═════ RECORDS FOR THIS TASK

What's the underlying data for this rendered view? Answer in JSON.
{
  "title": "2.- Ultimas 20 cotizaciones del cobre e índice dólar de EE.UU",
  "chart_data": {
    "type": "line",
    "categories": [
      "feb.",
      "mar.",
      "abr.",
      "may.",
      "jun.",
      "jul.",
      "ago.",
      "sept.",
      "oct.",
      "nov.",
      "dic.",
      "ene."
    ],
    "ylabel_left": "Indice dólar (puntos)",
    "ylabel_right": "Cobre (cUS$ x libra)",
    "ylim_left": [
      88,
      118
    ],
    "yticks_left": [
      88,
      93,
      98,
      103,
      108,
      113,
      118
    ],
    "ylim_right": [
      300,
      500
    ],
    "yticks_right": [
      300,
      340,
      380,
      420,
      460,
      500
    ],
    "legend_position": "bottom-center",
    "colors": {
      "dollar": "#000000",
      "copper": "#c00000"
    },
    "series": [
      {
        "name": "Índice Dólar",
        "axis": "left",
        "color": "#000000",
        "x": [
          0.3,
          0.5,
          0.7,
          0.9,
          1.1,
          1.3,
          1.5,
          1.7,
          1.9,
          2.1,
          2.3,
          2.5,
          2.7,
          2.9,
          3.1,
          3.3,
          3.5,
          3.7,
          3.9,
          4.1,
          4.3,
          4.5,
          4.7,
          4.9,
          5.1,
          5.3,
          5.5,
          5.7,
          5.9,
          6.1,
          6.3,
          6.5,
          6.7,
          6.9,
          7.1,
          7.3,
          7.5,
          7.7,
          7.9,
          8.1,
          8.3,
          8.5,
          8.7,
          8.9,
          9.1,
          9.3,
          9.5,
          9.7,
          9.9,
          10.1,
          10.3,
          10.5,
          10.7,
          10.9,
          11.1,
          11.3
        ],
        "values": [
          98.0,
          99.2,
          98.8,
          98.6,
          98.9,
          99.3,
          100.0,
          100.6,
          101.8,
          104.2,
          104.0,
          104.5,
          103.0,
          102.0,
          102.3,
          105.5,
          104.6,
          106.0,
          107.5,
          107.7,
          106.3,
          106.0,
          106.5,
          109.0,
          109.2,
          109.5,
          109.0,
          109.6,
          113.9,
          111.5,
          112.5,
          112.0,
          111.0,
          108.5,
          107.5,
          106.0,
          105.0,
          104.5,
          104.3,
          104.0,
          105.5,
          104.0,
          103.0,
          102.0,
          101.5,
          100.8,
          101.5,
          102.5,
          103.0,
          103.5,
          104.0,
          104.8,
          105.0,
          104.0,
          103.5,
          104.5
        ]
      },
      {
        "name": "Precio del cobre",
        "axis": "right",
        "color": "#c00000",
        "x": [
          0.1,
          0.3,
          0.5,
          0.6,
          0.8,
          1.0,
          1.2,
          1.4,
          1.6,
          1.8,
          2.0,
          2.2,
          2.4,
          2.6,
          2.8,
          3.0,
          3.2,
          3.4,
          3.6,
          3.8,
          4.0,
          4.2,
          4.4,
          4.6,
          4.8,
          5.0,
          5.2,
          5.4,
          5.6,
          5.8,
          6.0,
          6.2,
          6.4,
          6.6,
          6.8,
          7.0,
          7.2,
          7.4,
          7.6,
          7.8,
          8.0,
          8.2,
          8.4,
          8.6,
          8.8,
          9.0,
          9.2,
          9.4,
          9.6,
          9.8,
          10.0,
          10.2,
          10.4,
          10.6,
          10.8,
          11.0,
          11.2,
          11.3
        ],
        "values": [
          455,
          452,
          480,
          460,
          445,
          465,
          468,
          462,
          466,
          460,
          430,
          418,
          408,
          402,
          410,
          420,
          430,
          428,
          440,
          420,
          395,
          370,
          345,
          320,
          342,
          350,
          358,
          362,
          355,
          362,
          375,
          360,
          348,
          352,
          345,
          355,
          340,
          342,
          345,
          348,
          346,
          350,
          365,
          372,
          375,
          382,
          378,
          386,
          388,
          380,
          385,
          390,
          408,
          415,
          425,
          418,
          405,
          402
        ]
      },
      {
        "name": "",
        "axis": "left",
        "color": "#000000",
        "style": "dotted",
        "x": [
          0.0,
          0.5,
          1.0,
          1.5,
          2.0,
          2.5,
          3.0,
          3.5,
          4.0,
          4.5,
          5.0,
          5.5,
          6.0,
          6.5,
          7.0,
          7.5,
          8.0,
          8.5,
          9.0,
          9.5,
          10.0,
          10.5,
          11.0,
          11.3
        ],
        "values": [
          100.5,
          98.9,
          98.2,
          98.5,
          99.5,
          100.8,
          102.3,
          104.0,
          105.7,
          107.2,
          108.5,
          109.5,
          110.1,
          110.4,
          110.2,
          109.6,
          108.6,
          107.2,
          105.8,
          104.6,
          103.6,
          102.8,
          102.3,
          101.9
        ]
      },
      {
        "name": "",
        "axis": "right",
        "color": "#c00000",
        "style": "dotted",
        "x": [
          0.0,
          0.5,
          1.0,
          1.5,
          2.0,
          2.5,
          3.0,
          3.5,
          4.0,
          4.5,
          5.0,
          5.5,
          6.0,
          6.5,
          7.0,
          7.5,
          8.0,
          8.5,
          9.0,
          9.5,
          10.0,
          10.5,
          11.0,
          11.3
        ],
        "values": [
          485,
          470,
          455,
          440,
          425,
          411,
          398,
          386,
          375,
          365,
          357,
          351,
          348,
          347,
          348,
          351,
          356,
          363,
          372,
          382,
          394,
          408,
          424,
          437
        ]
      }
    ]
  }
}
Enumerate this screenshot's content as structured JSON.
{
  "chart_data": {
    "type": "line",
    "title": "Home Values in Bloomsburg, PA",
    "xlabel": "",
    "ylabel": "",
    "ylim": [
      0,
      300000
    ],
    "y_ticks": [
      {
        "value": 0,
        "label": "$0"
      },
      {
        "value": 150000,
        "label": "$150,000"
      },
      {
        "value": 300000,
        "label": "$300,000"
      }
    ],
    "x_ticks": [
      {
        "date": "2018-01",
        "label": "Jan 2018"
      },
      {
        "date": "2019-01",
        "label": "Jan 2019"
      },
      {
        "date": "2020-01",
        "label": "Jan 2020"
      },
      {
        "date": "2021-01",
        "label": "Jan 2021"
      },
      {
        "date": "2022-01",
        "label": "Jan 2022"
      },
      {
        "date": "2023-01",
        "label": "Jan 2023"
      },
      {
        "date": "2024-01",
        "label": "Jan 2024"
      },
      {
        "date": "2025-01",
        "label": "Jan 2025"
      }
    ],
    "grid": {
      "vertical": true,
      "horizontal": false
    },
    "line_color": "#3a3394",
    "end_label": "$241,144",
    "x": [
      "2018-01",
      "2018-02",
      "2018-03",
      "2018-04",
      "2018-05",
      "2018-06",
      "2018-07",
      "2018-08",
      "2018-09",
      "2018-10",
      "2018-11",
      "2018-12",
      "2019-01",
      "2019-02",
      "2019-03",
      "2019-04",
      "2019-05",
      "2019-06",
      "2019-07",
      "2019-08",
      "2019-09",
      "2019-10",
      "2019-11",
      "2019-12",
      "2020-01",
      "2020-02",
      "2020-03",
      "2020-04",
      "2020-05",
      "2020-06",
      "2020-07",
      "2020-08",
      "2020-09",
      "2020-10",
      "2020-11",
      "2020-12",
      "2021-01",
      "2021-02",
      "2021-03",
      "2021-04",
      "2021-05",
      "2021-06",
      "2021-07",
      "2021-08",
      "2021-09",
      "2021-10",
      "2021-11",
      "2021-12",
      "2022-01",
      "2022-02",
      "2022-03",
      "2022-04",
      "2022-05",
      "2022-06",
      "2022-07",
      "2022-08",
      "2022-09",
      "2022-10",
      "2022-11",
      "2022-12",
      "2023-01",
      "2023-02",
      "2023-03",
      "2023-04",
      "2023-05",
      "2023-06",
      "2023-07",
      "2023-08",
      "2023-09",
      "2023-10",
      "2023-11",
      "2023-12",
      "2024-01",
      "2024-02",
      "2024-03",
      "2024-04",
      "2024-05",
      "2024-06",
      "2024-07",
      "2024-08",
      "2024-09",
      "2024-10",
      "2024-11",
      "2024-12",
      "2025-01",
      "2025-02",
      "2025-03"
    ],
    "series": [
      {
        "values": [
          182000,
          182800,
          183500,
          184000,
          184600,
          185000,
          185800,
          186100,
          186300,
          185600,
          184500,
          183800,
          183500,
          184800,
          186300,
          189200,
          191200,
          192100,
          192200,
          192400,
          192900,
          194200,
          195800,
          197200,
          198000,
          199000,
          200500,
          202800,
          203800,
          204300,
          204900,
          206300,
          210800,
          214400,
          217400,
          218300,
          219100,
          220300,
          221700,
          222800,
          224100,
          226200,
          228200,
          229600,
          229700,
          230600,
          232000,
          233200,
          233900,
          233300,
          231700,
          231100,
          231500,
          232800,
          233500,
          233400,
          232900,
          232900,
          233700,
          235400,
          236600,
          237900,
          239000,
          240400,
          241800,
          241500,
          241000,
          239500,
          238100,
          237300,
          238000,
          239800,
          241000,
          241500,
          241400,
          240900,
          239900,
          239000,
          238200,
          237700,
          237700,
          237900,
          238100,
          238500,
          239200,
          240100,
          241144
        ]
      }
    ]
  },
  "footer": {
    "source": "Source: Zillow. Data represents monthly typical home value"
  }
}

══════════

Pull out each line of the listing that holds the string "JSON".

What's the underlying data for this rendered view? Answer in JSON.
Enumerate this screenshot's content as structured JSON.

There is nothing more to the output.